» WHAT TO DO
Count the lines that hold the string "this". Reply with the number alone.
····················
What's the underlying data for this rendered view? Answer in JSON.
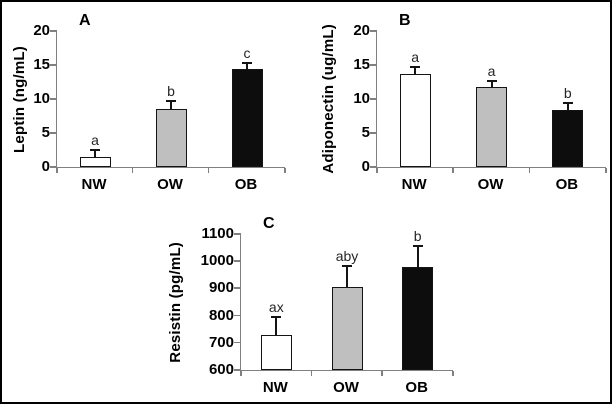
{
  "chart_data": [
    {
      "type": "bar",
      "panel_label": "A",
      "ylabel": "Leptin (ng/mL)",
      "categories": [
        "NW",
        "OW",
        "OB"
      ],
      "values": [
        1.5,
        8.6,
        14.4
      ],
      "errors_plus": [
        1.2,
        1.2,
        1.1
      ],
      "significance_labels": [
        "a",
        "b",
        "c"
      ],
      "ylim": [
        0,
        20
      ],
      "yticks": [
        0,
        5,
        10,
        15,
        20
      ],
      "bar_fills": [
        "#ffffff",
        "#bfbfbf",
        "#0d0d0d"
      ],
      "grid": false,
      "legend": false
    },
    {
      "type": "bar",
      "panel_label": "B",
      "ylabel": "Adiponectin (ug/mL)",
      "categories": [
        "NW",
        "OW",
        "OB"
      ],
      "values": [
        13.7,
        11.8,
        8.4
      ],
      "errors_plus": [
        1.1,
        1.0,
        1.1
      ],
      "significance_labels": [
        "a",
        "a",
        "b"
      ],
      "ylim": [
        0,
        20
      ],
      "yticks": [
        0,
        5,
        10,
        15,
        20
      ],
      "bar_fills": [
        "#ffffff",
        "#bfbfbf",
        "#0d0d0d"
      ],
      "grid": false,
      "legend": false
    },
    {
      "type": "bar",
      "panel_label": "C",
      "ylabel": "Resistin (pg/mL)",
      "categories": [
        "NW",
        "OW",
        "OB"
      ],
      "values": [
        730,
        905,
        980
      ],
      "errors_plus": [
        70,
        80,
        80
      ],
      "significance_labels": [
        "ax",
        "aby",
        "b"
      ],
      "ylim": [
        600,
        1100
      ],
      "yticks": [
        600,
        700,
        800,
        900,
        1000,
        1100
      ],
      "bar_fills": [
        "#ffffff",
        "#bfbfbf",
        "#0d0d0d"
      ],
      "grid": false,
      "legend": false
    }
  ]
}
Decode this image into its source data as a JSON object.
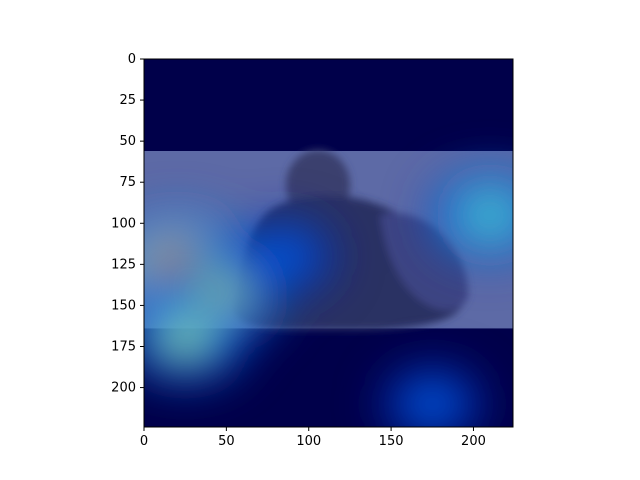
····················
» ANSWER FOR THE TASK
2